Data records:
************

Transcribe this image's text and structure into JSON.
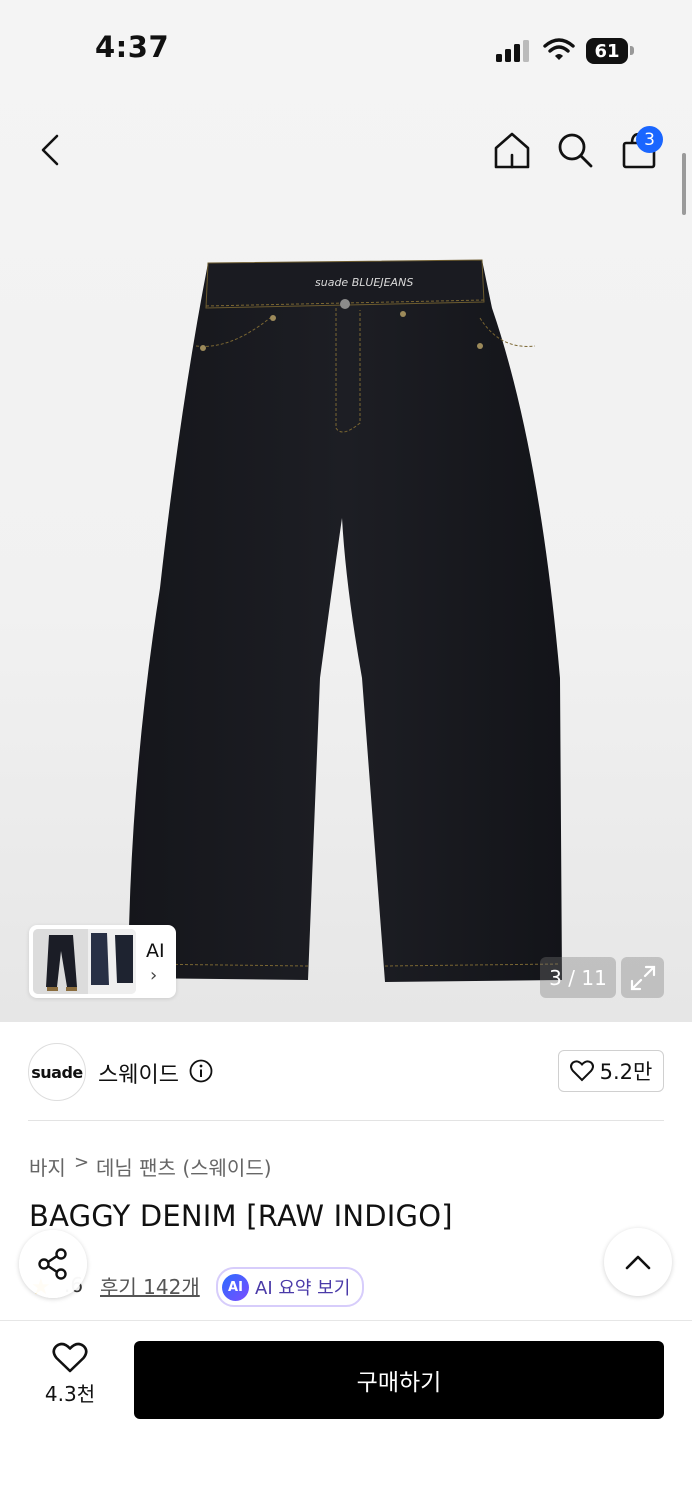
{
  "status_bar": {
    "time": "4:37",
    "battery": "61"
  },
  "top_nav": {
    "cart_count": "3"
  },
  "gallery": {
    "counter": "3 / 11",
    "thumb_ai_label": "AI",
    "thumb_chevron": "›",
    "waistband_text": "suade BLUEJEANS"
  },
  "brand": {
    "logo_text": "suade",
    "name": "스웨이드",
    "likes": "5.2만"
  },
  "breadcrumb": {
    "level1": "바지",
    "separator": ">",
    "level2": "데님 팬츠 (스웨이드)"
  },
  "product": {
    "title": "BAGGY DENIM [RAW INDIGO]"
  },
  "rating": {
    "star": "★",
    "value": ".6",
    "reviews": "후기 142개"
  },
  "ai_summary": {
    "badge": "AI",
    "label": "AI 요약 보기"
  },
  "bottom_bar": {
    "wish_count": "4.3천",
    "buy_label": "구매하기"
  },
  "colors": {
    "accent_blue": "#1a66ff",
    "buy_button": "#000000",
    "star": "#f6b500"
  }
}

************

Description of the task: Set down every entry word for word, but omit the pictures.

Result of this task:
Transcribe this image's text and structure into JSON.
{
  "status_bar": {
    "time": "4:37",
    "battery": "61"
  },
  "top_nav": {
    "cart_count": "3"
  },
  "gallery": {
    "counter": "3 / 11",
    "thumb_ai_label": "AI",
    "thumb_chevron": "›",
    "waistband_text": "suade BLUEJEANS"
  },
  "brand": {
    "logo_text": "suade",
    "name": "스웨이드",
    "likes": "5.2만"
  },
  "breadcrumb": {
    "level1": "바지",
    "separator": ">",
    "level2": "데님 팬츠 (스웨이드)"
  },
  "product": {
    "title": "BAGGY DENIM [RAW INDIGO]"
  },
  "rating": {
    "star": "★",
    "value": ".6",
    "reviews": "후기 142개"
  },
  "ai_summary": {
    "badge": "AI",
    "label": "AI 요약 보기"
  },
  "bottom_bar": {
    "wish_count": "4.3천",
    "buy_label": "구매하기"
  },
  "colors": {
    "accent_blue": "#1a66ff",
    "buy_button": "#000000",
    "star": "#f6b500"
  }
}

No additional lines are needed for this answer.